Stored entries
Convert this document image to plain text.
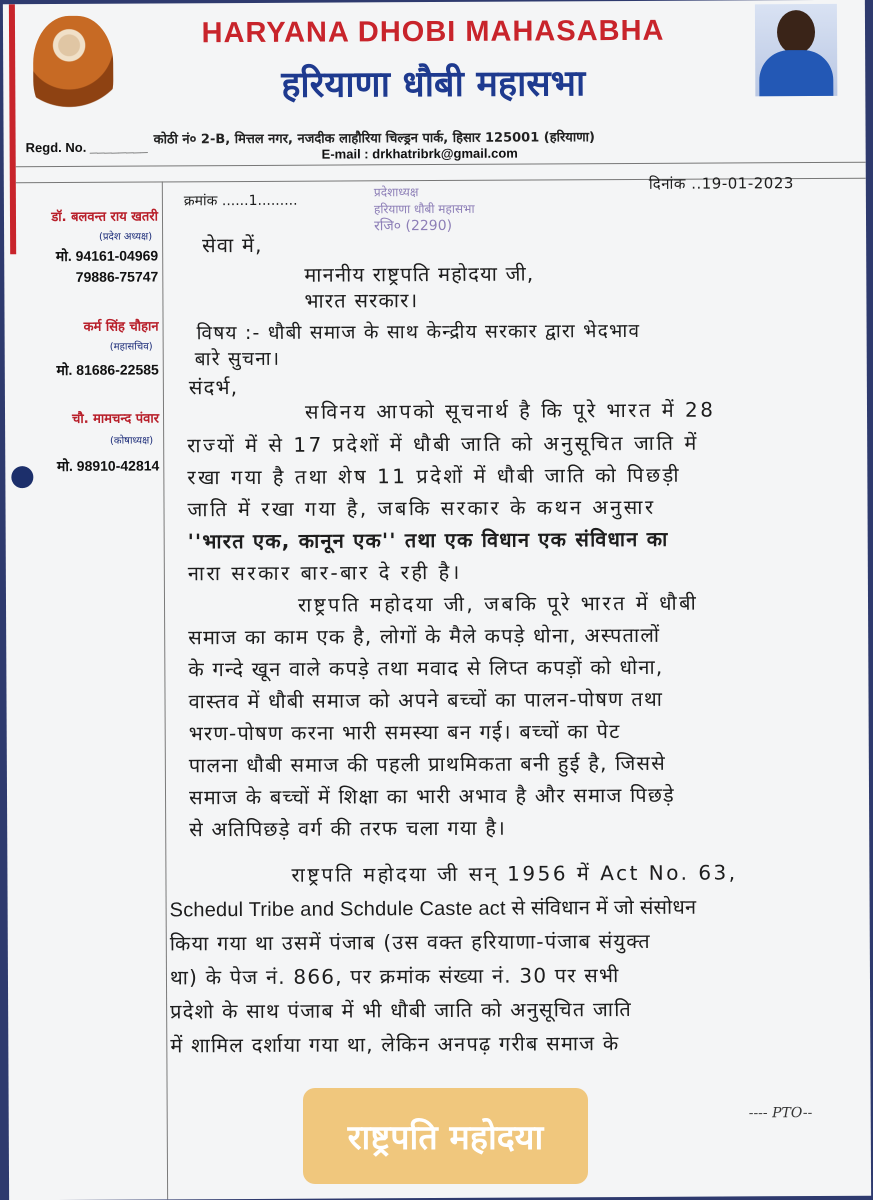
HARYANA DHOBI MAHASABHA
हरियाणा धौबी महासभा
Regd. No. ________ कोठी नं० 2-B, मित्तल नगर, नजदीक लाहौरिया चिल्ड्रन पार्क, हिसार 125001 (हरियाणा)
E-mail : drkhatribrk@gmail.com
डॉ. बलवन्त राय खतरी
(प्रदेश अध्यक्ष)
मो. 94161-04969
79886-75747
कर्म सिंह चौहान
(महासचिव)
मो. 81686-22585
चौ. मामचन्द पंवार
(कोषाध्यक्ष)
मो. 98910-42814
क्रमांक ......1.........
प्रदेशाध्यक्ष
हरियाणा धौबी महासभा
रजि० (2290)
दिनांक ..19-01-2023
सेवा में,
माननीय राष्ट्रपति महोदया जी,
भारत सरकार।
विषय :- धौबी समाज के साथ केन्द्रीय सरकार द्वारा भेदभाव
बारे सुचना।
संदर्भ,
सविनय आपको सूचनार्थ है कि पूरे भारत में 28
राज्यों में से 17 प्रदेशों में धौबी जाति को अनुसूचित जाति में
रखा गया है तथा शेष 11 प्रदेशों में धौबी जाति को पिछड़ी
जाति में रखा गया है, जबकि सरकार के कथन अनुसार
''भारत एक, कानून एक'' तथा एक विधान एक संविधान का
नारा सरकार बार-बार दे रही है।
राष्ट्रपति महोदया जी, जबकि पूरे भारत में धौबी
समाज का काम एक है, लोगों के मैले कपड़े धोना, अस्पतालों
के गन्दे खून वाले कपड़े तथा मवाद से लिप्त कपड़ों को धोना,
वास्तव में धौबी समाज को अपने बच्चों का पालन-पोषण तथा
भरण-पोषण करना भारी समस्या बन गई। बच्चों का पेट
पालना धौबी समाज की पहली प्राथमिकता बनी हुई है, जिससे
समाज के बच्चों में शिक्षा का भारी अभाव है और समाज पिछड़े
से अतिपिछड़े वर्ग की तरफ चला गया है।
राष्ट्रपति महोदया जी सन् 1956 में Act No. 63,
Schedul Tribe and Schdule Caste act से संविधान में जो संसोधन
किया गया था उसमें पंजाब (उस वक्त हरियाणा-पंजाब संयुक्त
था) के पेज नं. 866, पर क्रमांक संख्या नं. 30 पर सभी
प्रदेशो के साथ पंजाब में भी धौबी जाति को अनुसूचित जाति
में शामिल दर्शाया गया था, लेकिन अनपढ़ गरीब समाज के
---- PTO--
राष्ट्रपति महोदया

Directions for this task
Copy every record character for character. Skip the pictures.

Written response
Convert this document image to plain text.
HARYANA DHOBI MAHASABHA
हरियाणा धौबी महासभा
Regd. No. ________ कोठी नं० 2-B, मित्तल नगर, नजदीक लाहौरिया चिल्ड्रन पार्क, हिसार 125001 (हरियाणा)
E-mail : drkhatribrk@gmail.com
डॉ. बलवन्त राय खतरी
(प्रदेश अध्यक्ष)
मो. 94161-04969
79886-75747
कर्म सिंह चौहान
(महासचिव)
मो. 81686-22585
चौ. मामचन्द पंवार
(कोषाध्यक्ष)
मो. 98910-42814
क्रमांक ......1.........
प्रदेशाध्यक्ष
हरियाणा धौबी महासभा
रजि० (2290)
दिनांक ..19-01-2023
सेवा में,
माननीय राष्ट्रपति महोदया जी,
भारत सरकार।
विषय :- धौबी समाज के साथ केन्द्रीय सरकार द्वारा भेदभाव
बारे सुचना।
संदर्भ,
सविनय आपको सूचनार्थ है कि पूरे भारत में 28
राज्यों में से 17 प्रदेशों में धौबी जाति को अनुसूचित जाति में
रखा गया है तथा शेष 11 प्रदेशों में धौबी जाति को पिछड़ी
जाति में रखा गया है, जबकि सरकार के कथन अनुसार
''भारत एक, कानून एक'' तथा एक विधान एक संविधान का
नारा सरकार बार-बार दे रही है।
राष्ट्रपति महोदया जी, जबकि पूरे भारत में धौबी
समाज का काम एक है, लोगों के मैले कपड़े धोना, अस्पतालों
के गन्दे खून वाले कपड़े तथा मवाद से लिप्त कपड़ों को धोना,
वास्तव में धौबी समाज को अपने बच्चों का पालन-पोषण तथा
भरण-पोषण करना भारी समस्या बन गई। बच्चों का पेट
पालना धौबी समाज की पहली प्राथमिकता बनी हुई है, जिससे
समाज के बच्चों में शिक्षा का भारी अभाव है और समाज पिछड़े
से अतिपिछड़े वर्ग की तरफ चला गया है।
राष्ट्रपति महोदया जी सन् 1956 में Act No. 63,
Schedul Tribe and Schdule Caste act से संविधान में जो संसोधन
किया गया था उसमें पंजाब (उस वक्त हरियाणा-पंजाब संयुक्त
था) के पेज नं. 866, पर क्रमांक संख्या नं. 30 पर सभी
प्रदेशो के साथ पंजाब में भी धौबी जाति को अनुसूचित जाति
में शामिल दर्शाया गया था, लेकिन अनपढ़ गरीब समाज के
---- PTO--
राष्ट्रपति महोदया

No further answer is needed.